§ OBJECTIVE
Your task is to print all of the material verbatim.

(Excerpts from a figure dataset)
---------------

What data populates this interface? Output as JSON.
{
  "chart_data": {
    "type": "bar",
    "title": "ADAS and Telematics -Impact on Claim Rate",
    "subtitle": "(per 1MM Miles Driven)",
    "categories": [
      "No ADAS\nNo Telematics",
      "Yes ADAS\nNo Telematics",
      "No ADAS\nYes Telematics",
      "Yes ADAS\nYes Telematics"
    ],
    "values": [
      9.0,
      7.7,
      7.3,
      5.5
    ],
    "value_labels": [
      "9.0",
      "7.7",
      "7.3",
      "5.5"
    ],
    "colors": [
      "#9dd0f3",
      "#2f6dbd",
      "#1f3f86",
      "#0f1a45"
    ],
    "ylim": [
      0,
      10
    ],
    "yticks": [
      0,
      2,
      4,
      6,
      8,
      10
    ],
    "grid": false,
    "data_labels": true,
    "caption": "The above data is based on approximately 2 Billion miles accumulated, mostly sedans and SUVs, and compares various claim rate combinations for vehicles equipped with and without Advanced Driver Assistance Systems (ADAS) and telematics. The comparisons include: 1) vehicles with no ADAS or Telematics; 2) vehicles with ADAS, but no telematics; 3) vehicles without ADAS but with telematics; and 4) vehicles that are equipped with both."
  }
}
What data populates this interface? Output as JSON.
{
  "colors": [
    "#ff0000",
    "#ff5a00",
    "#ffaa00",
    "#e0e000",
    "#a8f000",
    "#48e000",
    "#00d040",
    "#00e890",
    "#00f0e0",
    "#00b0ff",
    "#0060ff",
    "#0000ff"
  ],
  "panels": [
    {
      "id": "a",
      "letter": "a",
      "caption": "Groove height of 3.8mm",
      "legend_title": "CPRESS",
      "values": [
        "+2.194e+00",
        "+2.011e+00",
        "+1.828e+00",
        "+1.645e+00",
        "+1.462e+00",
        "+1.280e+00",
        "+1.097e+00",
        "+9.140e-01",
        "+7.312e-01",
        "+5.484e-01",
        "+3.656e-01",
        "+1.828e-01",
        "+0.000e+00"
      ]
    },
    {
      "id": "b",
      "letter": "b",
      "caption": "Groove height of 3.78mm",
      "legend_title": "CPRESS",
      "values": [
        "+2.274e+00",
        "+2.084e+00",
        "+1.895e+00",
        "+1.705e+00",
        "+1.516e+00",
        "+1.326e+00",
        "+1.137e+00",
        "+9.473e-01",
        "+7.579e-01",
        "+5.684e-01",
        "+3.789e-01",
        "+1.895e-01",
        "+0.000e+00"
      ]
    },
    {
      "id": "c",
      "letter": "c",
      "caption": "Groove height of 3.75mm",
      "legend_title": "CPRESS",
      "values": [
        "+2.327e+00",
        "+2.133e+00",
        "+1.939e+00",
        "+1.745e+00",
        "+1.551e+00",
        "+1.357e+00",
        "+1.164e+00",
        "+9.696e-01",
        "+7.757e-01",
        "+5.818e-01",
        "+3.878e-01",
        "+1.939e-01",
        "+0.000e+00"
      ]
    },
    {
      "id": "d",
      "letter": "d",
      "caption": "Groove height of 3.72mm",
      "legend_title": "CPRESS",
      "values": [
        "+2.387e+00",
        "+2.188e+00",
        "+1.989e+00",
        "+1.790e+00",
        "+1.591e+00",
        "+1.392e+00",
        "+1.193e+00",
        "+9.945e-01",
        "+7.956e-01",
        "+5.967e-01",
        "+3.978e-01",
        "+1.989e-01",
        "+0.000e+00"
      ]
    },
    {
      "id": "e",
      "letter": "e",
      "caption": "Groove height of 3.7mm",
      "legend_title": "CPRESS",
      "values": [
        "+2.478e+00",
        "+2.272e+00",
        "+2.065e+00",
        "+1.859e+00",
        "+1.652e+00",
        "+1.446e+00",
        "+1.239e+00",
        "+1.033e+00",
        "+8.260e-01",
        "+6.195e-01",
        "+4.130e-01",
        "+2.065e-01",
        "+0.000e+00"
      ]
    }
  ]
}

---------------

§ RESPONSE TO THIS TASK
What data populates this interface? Output as JSON.
{
  "chart_data": {
    "type": "bar",
    "title": "ADAS and Telematics -Impact on Claim Rate",
    "subtitle": "(per 1MM Miles Driven)",
    "categories": [
      "No ADAS\nNo Telematics",
      "Yes ADAS\nNo Telematics",
      "No ADAS\nYes Telematics",
      "Yes ADAS\nYes Telematics"
    ],
    "values": [
      9.0,
      7.7,
      7.3,
      5.5
    ],
    "value_labels": [
      "9.0",
      "7.7",
      "7.3",
      "5.5"
    ],
    "colors": [
      "#9dd0f3",
      "#2f6dbd",
      "#1f3f86",
      "#0f1a45"
    ],
    "ylim": [
      0,
      10
    ],
    "yticks": [
      0,
      2,
      4,
      6,
      8,
      10
    ],
    "grid": false,
    "data_labels": true,
    "caption": "The above data is based on approximately 2 Billion miles accumulated, mostly sedans and SUVs, and compares various claim rate combinations for vehicles equipped with and without Advanced Driver Assistance Systems (ADAS) and telematics. The comparisons include: 1) vehicles with no ADAS or Telematics; 2) vehicles with ADAS, but no telematics; 3) vehicles without ADAS but with telematics; and 4) vehicles that are equipped with both."
  }
}
What data populates this interface? Output as JSON.
{
  "colors": [
    "#ff0000",
    "#ff5a00",
    "#ffaa00",
    "#e0e000",
    "#a8f000",
    "#48e000",
    "#00d040",
    "#00e890",
    "#00f0e0",
    "#00b0ff",
    "#0060ff",
    "#0000ff"
  ],
  "panels": [
    {
      "id": "a",
      "letter": "a",
      "caption": "Groove height of 3.8mm",
      "legend_title": "CPRESS",
      "values": [
        "+2.194e+00",
        "+2.011e+00",
        "+1.828e+00",
        "+1.645e+00",
        "+1.462e+00",
        "+1.280e+00",
        "+1.097e+00",
        "+9.140e-01",
        "+7.312e-01",
        "+5.484e-01",
        "+3.656e-01",
        "+1.828e-01",
        "+0.000e+00"
      ]
    },
    {
      "id": "b",
      "letter": "b",
      "caption": "Groove height of 3.78mm",
      "legend_title": "CPRESS",
      "values": [
        "+2.274e+00",
        "+2.084e+00",
        "+1.895e+00",
        "+1.705e+00",
        "+1.516e+00",
        "+1.326e+00",
        "+1.137e+00",
        "+9.473e-01",
        "+7.579e-01",
        "+5.684e-01",
        "+3.789e-01",
        "+1.895e-01",
        "+0.000e+00"
      ]
    },
    {
      "id": "c",
      "letter": "c",
      "caption": "Groove height of 3.75mm",
      "legend_title": "CPRESS",
      "values": [
        "+2.327e+00",
        "+2.133e+00",
        "+1.939e+00",
        "+1.745e+00",
        "+1.551e+00",
        "+1.357e+00",
        "+1.164e+00",
        "+9.696e-01",
        "+7.757e-01",
        "+5.818e-01",
        "+3.878e-01",
        "+1.939e-01",
        "+0.000e+00"
      ]
    },
    {
      "id": "d",
      "letter": "d",
      "caption": "Groove height of 3.72mm",
      "legend_title": "CPRESS",
      "values": [
        "+2.387e+00",
        "+2.188e+00",
        "+1.989e+00",
        "+1.790e+00",
        "+1.591e+00",
        "+1.392e+00",
        "+1.193e+00",
        "+9.945e-01",
        "+7.956e-01",
        "+5.967e-01",
        "+3.978e-01",
        "+1.989e-01",
        "+0.000e+00"
      ]
    },
    {
      "id": "e",
      "letter": "e",
      "caption": "Groove height of 3.7mm",
      "legend_title": "CPRESS",
      "values": [
        "+2.478e+00",
        "+2.272e+00",
        "+2.065e+00",
        "+1.859e+00",
        "+1.652e+00",
        "+1.446e+00",
        "+1.239e+00",
        "+1.033e+00",
        "+8.260e-01",
        "+6.195e-01",
        "+4.130e-01",
        "+2.065e-01",
        "+0.000e+00"
      ]
    }
  ]
}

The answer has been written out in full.